__GIVEN RECORDS__
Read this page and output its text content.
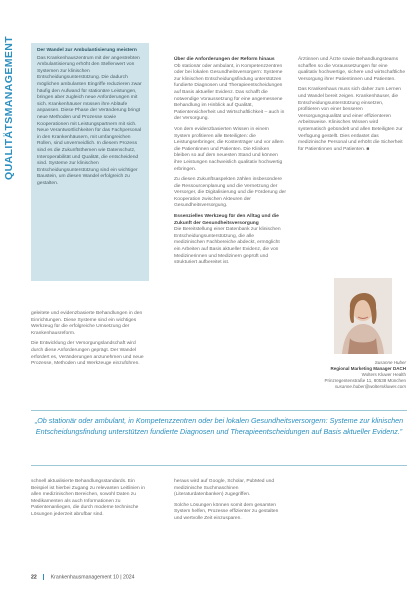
QUALITÄTSMANAGEMENT	Der Wandel zur Ambulantisierung meistern
Das Krankenhauszentrum mit der angestrebten Ambulantisierung erhöht den Stellenwert von Systemen zur klinischen Entscheidungsunterstützung. Die dadurch möglichen ambulanten Eingriffe reduzieren zwar häufig den Aufwand für stationäre Leistungen, bringen aber zugleich neue Anforderungen mit sich. Krankenhäuser müssen ihre Abläufe anpassen. Diese Phase der Veränderung bringt neue Methoden und Prozesse sowie Kooperationen mit Leistungspartnern mit sich. Neue Verantwortlichkeiten für das Fachpersonal in den Krankenhäusern, mit umfangreichen Rollen, sind unvermeidlich. In diesem Prozess sind es die Zukunftsthemen wie Datenschutz, Interoperabilität und Qualität, die entscheidend sind. Systeme zur klinischen Entscheidungsunterstützung sind ein wichtiger Baustein, um diesen Wandel erfolgreich zu gestalten.

Über die Anforderungen der Reform hinaus

Ob stationär oder ambulant, in Kompetenzzentren oder bei lokalen Gesundheitsversorgern: Systeme zur klinischen Entscheidungsfindung unterstützen fundierte Diagnosen und Therapieentscheidungen auf Basis aktueller Evidenz. Das schafft die notwendige Voraussetzung für eine angemessene Behandlung im Hinblick auf Qualität, Patientensicherheit und Wirtschaftlichkeit – auch in der Versorgung.

Von dem evidenzbasierten Wissen in einem System profitieren alle Beteiligten: die Leistungserbringer, die Kostenträger und vor allem die Patientinnen und Patienten. Die Kliniken bleiben so auf dem neuesten Stand und können ihre Leistungen nachweislich qualitativ hochwertig erbringen.

Zu diesen Zukunftsaspekten zählen insbesondere die Ressourcenplanung und die Vernetzung der Versorger, die Digitalisierung und die Förderung der Kooperation zwischen Akteuren der Gesundheitsversorgung.

Essenzielles Werkzeug für den Alltag und die Zukunft der Gesundheitsversorgung

Die Bereitstellung einer Datenbank zur klinischen Entscheidungsunterstützung, die alle medizinischen Fachbereiche abdeckt, ermöglicht ein Arbeiten auf Basis aktueller Evidenz, die von Medizinerinnen und Medizinern geprüft und strukturiert aufbereitet ist.

Ärztinnen und Ärzte sowie Behandlungsteams schaffen so die Voraussetzungen für eine qualitativ hochwertige, sichere und wirtschaftliche Versorgung ihrer Patientinnen und Patienten.

Das Krankenhaus muss sich daher zum Lernen und Wandel bereit zeigen. Krankenhäuser, die Entscheidungsunterstützung einsetzen, profitieren von einer besseren Versorgungsqualität und einer effizienteren Arbeitsweise. Klinisches Wissen wird systematisch gebündelt und allen Beteiligten zur Verfügung gestellt. Dies entlastet das medizinische Personal und erhöht die Sicherheit für Patientinnen und Patienten. ■

Susanne Huber
Regional Marketing Manager DACH
Wolters Kluwer Health
Prinzregentenstraße 11, 80538 München
susanne.huber@wolterskluwer.com

geleitete und evidenzbasierte Behandlungen in den Einrichtungen. Diese Systeme sind ein wichtiges Werkzeug für die erfolgreiche Umsetzung der Krankenhausreform.

Die Entwicklung der Versorgungslandschaft wird durch diese Anforderungen geprägt. Der Wandel erfordert es, Veränderungen anzunehmen und neue Prozesse, Methoden und Werkzeuge einzuführen.

„Ob stationär oder ambulant, in Kompetenzzentren oder bei lokalen Gesundheitsversorgern: Systeme zur klinischen Entscheidungsfindung unterstützen fundierte Diagnosen und Therapieentscheidungen auf Basis aktueller Evidenz.”

schnell aktualisierte Behandlungsstandards. Ein Beispiel ist hierbei Zugang zu relevanten Leitlinien in allen medizinischen Bereichen, sowohl Daten zu Medikamenten als auch Informationen zu Patientenanliegen, die durch moderne technische Lösungen jederzeit abrufbar sind.

heraus wird auf Google, Scholar, PubMed und medizinische Suchmaschinen (Literaturdatenbanken) zugegriffen.

Solche Lösungen können somit dem gesamten System helfen, Prozesse effizienter zu gestalten und wertvolle Zeit einzusparen.

22	Krankenhausmanagement 10 | 2024
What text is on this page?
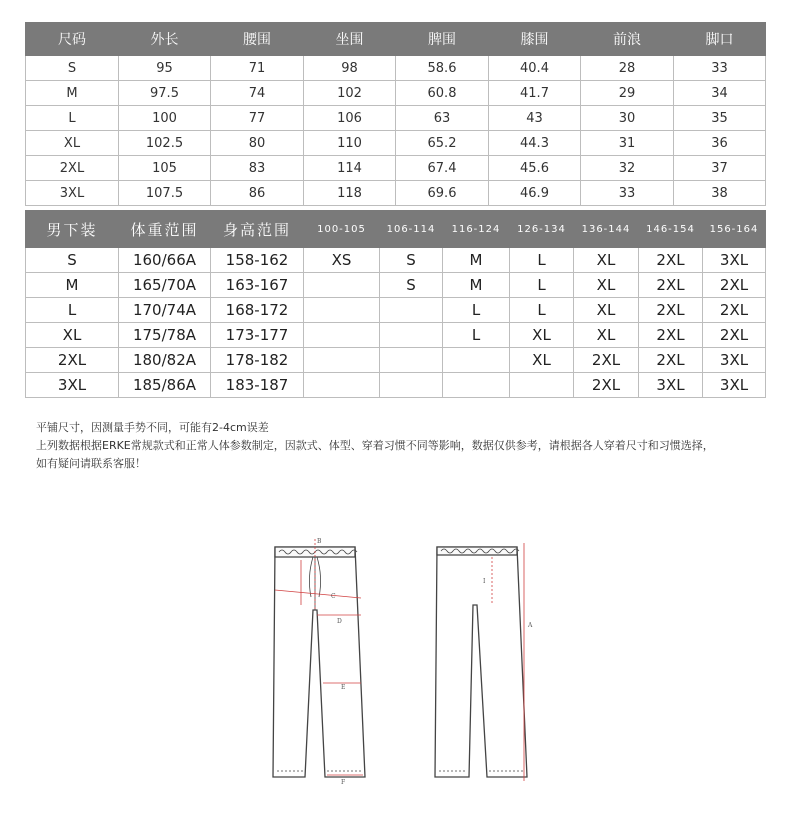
尺码	外长	腰围	坐围	脾围	膝围	前浪	脚口
S	95	71	98	58.6	40.4	28	33
M	97.5	74	102	60.8	41.7	29	34
L	100	77	106	63	43	30	35
XL	102.5	80	110	65.2	44.3	31	36
2XL	105	83	114	67.4	45.6	32	37
3XL	107.5	86	118	69.6	46.9	33	38
男下装	体重范围	身高范围	100-105	106-114	116-124	126-134	136-144	146-154	156-164
S	160/66A	158-162	XS	S	M	L	XL	2XL	3XL
M	165/70A	163-167		S	M	L	XL	2XL	2XL
L	170/74A	168-172			L	L	XL	2XL	2XL
XL	175/78A	173-177			L	XL	XL	2XL	2XL
2XL	180/82A	178-182				XL	2XL	2XL	3XL
3XL	185/86A	183-187					2XL	3XL	3XL

平铺尺寸，因测量手势不同，可能有2-4cm误差

上列数据根据ERKE常规款式和正常人体参数制定，因款式、体型、穿着习惯不同等影响，数据仅供参考，请根据各人穿着尺寸和习惯选择，

如有疑问请联系客服！

B
C
D
E
F
A
I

__EXERCISE OBJECTIVE__
Above are records; say how many of their lines contain the word "können", giving only the number.

__ANSWER FOR THIS EXERCISE__
2